** What the exercise asks **
Transcribe the listing exactly, leaving out every picture.

-- START --

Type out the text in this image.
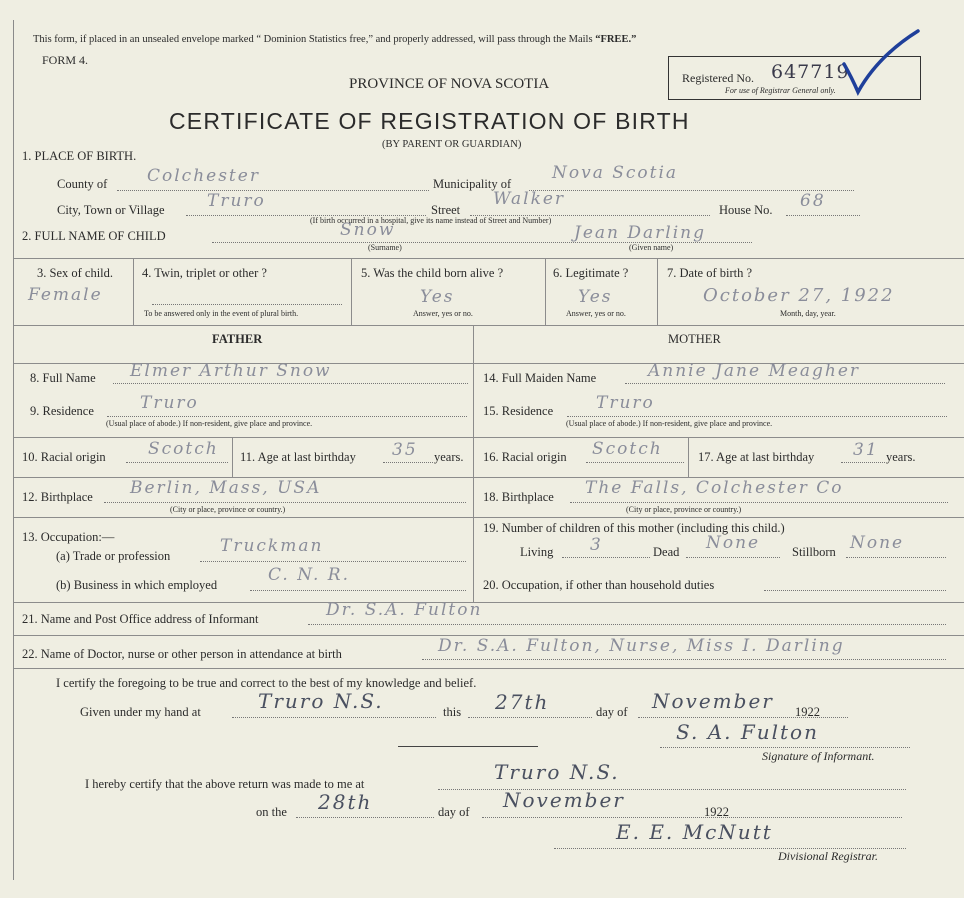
This form, if placed in an unsealed envelope marked “ Dominion Statistics free,” and properly addressed, will pass through the Mails “FREE.”
FORM 4.
PROVINCE OF NOVA SCOTIA	Registered No. 647719
For use of Registrar General only.
CERTIFICATE OF REGISTRATION OF BIRTH
(BY PARENT OR GUARDIAN)
1. PLACE OF BIRTH.
County of Colchester	Municipality of
Nova Scotia
City, Town or Village Truro	Street
Walker
House No. 68
(If birth occurred in a hospital, give its name instead of Street and Number)
2. FULL NAME OF CHILD	Snow	Jean Darling
(Surname)	(Given name)
3. Sex of child.
Female
4. Twin, triplet or other ?
To be answered only in the event of plural birth.
5. Was the child born alive ?
Yes
Answer, yes or no.
6. Legitimate ?
Yes
Answer, yes or no.
7. Date of birth ?
October 27, 1922
Month, day, year.
FATHER	MOTHER
8. Full Name Elmer Arthur Snow	14. Full Maiden Name	Annie Jane Meagher
9. Residence	Truro
(Usual place of abode.) If non-resident, give place and province.
15. Residence	Truro
(Usual place of abode.) If non-resident, give place and province.
10. Racial origin Scotch 11. Age at last birthday 35 years. 16. Racial origin Scotch	17. Age at last birthday 31 years.
12. Birthplace Berlin, Mass, USA
(City or place, province or country.)
18. Birthplace The Falls, Colchester Co
(City or place, province or country.)
13. Occupation:—
(a) Trade or profession	Truckman
(b) Business in which employed	C. N. R.
19. Number of children of this mother (including this child.)
Living 3	Dead None	Stillborn None
20. Occupation, if other than household duties
21. Name and Post Office address of Informant	Dr. S.A. Fulton
22. Name of Doctor, nurse or other person in attendance at birth	Dr. S.A. Fulton, Nurse, Miss I. Darling
I certify the foregoing to be true and correct to the best of my knowledge and belief.
Given under my hand at	Truro N.S.	this 27th	day of November 1922
S. A. Fulton
Signature of Informant.
I hereby certify that the above return was made to me at	Truro N.S.
on the 28th	day of November	1922
E. E. McNutt
Divisional Registrar.
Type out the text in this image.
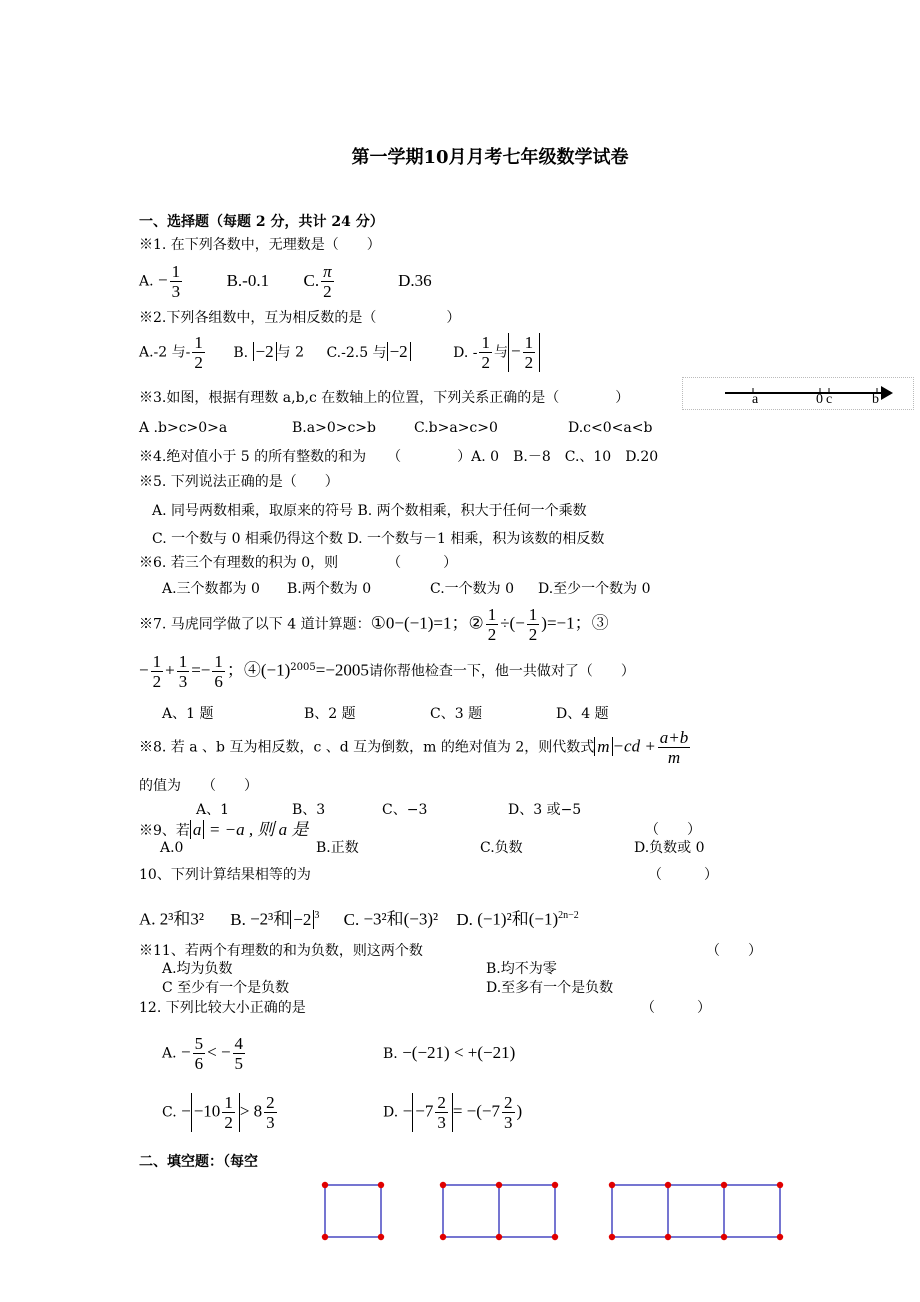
第一学期10月月考七年级数学试卷
一、选择题（每题 2 分，共计 24 分）
※1. 在下列各数中，无理数是（　　）
A. − $\frac{1}{3}$	B.-0.1 C. $\frac{\pi}{2}$	D.36
※2.下列各组数中，互为相反数的是（　　　　　）
A.-2 与- $\frac{1}{2} B$. −2 与 2 C.-2.5 与 −2	D. - $\frac{1}{2}$ 与 − $\frac{1}{2}$
※3.如图，根据有理数 a,b,c 在数轴上的位置，下列关系正确的是（　　　　）	a	0 c	b
A .b>c>0>a	B.a>0>c>b	C.b>a>c>0	D.c<0<a<b
※4.绝对值小于 5 的所有整数的和为　　（　　　　）A. 0　B.－8　C.、10　D.20
※5. 下列说法正确的是（　　）
A. 同号两数相乘，取原来的符号 B. 两个数相乘，积大于任何一个乘数
C. 一个数与 0 相乘仍得这个数 D. 一个数与－1 相乘，积为该数的相反数
※6. 若三个有理数的积为 0，则　　　　（　　　）
A.三个数都为 0 B.两个数为 0	C.一个数为 0 D.至少一个数为 0
※7. 马虎同学做了以下 4 道计算题：①0−(−1)=1；② $\frac{1}{2}$ ÷(− $\frac{1}{2} )=-1$；③
− $\frac{1}{2} + \frac{1}{3} =- \frac{1}{6}$ ；$④(-1)^{2005}=-2005$请你帮他检查一下，他一共做对了（　　）
A、1 题	B、2 题	C、3 题	D、4 题
※8. 若 a 、b 互为相反数，c 、d 互为倒数，m 的绝对值为 2，则代数式 $m -cd + \frac{a+b}{m}$
的值为　　（　　）
A、1	B、3	C、−3	D、3 或−5
※9、若 a = −a , 则 a 是	（　　）
A.0	B.正数	C.负数	D.负数或 0
10、下列计算结果相等的为	（　　　）
A. 2³和3² B. −2³和 −2 $^3$ C. −3²和(−3)² D. (−1)²和$(-1)^{2n-2}$
※11、若两个有理数的和为负数，则这两个数	（　　）
A.均为负数	B.均不为零
C 至少有一个是负数	D.至多有一个是负数
12. 下列比较大小正确的是	（　　　）
A. − $\frac{5}{6}$ < − $\frac{4}{5}$	B. −(−21) < +(−21)
C. − $-10 \frac{1}{2} > 8 \frac{2}{3}$	D. − $-7 \frac{2}{3} = -(-7 \frac{2}{3}$ )
二、填空题：（每空
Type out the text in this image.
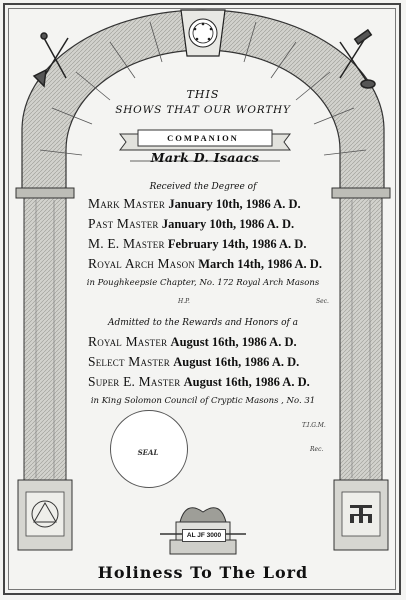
THIS
SHOWS THAT OUR WORTHY
COMPANION
Mark D. Isaacs
Received the Degree of
Mark Master January 10th, 1986 A. D.
Past Master January 10th, 1986 A. D.
M. E. Master February 14th, 1986 A. D.
Royal Arch Mason March 14th, 1986 A. D.
in Poughkeepsie Chapter, No. 172 Royal Arch Masons
H.P.	Sec.
Admitted to the Rewards and Honors of a
Royal Master August 16th, 1986 A. D.
Select Master August 16th, 1986 A. D.
Super E. Master August 16th, 1986 A. D.
in King Solomon Council of Cryptic Masons , No. 31
T.I.G.M.
Rec.
SEAL
AL JF 3000
Holiness To The Lord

-- END --

** Exercise answer **
Type out the text in this image.
This form, if placed in an unsealed envelope marked “ Dominion Statistics free,” and properly addressed, will pass through the Mails “FREE.”
FORM 4.
PROVINCE OF NOVA SCOTIA	Registered No. 647719
For use of Registrar General only.
CERTIFICATE OF REGISTRATION OF BIRTH
(BY PARENT OR GUARDIAN)
1. PLACE OF BIRTH.
County of Colchester	Municipality of
Nova Scotia
City, Town or Village Truro	Street
Walker
House No. 68
(If birth occurred in a hospital, give its name instead of Street and Number)
2. FULL NAME OF CHILD	Snow	Jean Darling
(Surname)	(Given name)
3. Sex of child.
Female
4. Twin, triplet or other ?
To be answered only in the event of plural birth.
5. Was the child born alive ?
Yes
Answer, yes or no.
6. Legitimate ?
Yes
Answer, yes or no.
7. Date of birth ?
October 27, 1922
Month, day, year.
FATHER	MOTHER
8. Full Name Elmer Arthur Snow	14. Full Maiden Name	Annie Jane Meagher
9. Residence	Truro
(Usual place of abode.) If non-resident, give place and province.
15. Residence	Truro
(Usual place of abode.) If non-resident, give place and province.
10. Racial origin Scotch 11. Age at last birthday 35 years. 16. Racial origin Scotch	17. Age at last birthday 31 years.
12. Birthplace Berlin, Mass, USA
(City or place, province or country.)
18. Birthplace The Falls, Colchester Co
(City or place, province or country.)
13. Occupation:—
(a) Trade or profession	Truckman
(b) Business in which employed	C. N. R.
19. Number of children of this mother (including this child.)
Living 3	Dead None	Stillborn None
20. Occupation, if other than household duties
21. Name and Post Office address of Informant	Dr. S.A. Fulton
22. Name of Doctor, nurse or other person in attendance at birth	Dr. S.A. Fulton, Nurse, Miss I. Darling
I certify the foregoing to be true and correct to the best of my knowledge and belief.
Given under my hand at	Truro N.S.	this 27th	day of November 1922
S. A. Fulton
Signature of Informant.
I hereby certify that the above return was made to me at	Truro N.S.
on the 28th	day of November	1922
E. E. McNutt
Divisional Registrar.
Type out the text in this image.
第一学期10月月考七年级数学试卷
一、选择题（每题 2 分，共计 24 分）
※1. 在下列各数中，无理数是（　　）
A. − $\frac{1}{3}$	B.-0.1 C. $\frac{\pi}{2}$	D.36
※2.下列各组数中，互为相反数的是（　　　　　）
A.-2 与- $\frac{1}{2} B$. −2 与 2 C.-2.5 与 −2	D. - $\frac{1}{2}$ 与 − $\frac{1}{2}$
※3.如图，根据有理数 a,b,c 在数轴上的位置，下列关系正确的是（　　　　）	a	0 c	b
A .b>c>0>a	B.a>0>c>b	C.b>a>c>0	D.c<0<a<b
※4.绝对值小于 5 的所有整数的和为　　（　　　　）A. 0　B.－8　C.、10　D.20
※5. 下列说法正确的是（　　）
A. 同号两数相乘，取原来的符号 B. 两个数相乘，积大于任何一个乘数
C. 一个数与 0 相乘仍得这个数 D. 一个数与－1 相乘，积为该数的相反数
※6. 若三个有理数的积为 0，则　　　　（　　　）
A.三个数都为 0 B.两个数为 0	C.一个数为 0 D.至少一个数为 0
※7. 马虎同学做了以下 4 道计算题：①0−(−1)=1；② $\frac{1}{2}$ ÷(− $\frac{1}{2} )=-1$；③
− $\frac{1}{2} + \frac{1}{3} =- \frac{1}{6}$ ；$④(-1)^{2005}=-2005$请你帮他检查一下，他一共做对了（　　）
A、1 题	B、2 题	C、3 题	D、4 题
※8. 若 a 、b 互为相反数，c 、d 互为倒数，m 的绝对值为 2，则代数式 $m -cd + \frac{a+b}{m}$
的值为　　（　　）
A、1	B、3	C、−3	D、3 或−5
※9、若 a = −a , 则 a 是	（　　）
A.0	B.正数	C.负数	D.负数或 0
10、下列计算结果相等的为	（　　　）
A. 2³和3² B. −2³和 −2 $^3$ C. −3²和(−3)² D. (−1)²和$(-1)^{2n-2}$
※11、若两个有理数的和为负数，则这两个数	（　　）
A.均为负数	B.均不为零
C 至少有一个是负数	D.至多有一个是负数
12. 下列比较大小正确的是	（　　　）
A. − $\frac{5}{6}$ < − $\frac{4}{5}$	B. −(−21) < +(−21)
C. − $-10 \frac{1}{2} > 8 \frac{2}{3}$	D. − $-7 \frac{2}{3} = -(-7 \frac{2}{3}$ )
二、填空题：（每空
Type out the text in this image.
THIS
SHOWS THAT OUR WORTHY
COMPANION
Mark D. Isaacs
Received the Degree of
Mark Master January 10th, 1986 A. D.
Past Master January 10th, 1986 A. D.
M. E. Master February 14th, 1986 A. D.
Royal Arch Mason March 14th, 1986 A. D.
in Poughkeepsie Chapter, No. 172 Royal Arch Masons
H.P.	Sec.
Admitted to the Rewards and Honors of a
Royal Master August 16th, 1986 A. D.
Select Master August 16th, 1986 A. D.
Super E. Master August 16th, 1986 A. D.
in King Solomon Council of Cryptic Masons , No. 31
T.I.G.M.
Rec.
SEAL
AL JF 3000
Holiness To The Lord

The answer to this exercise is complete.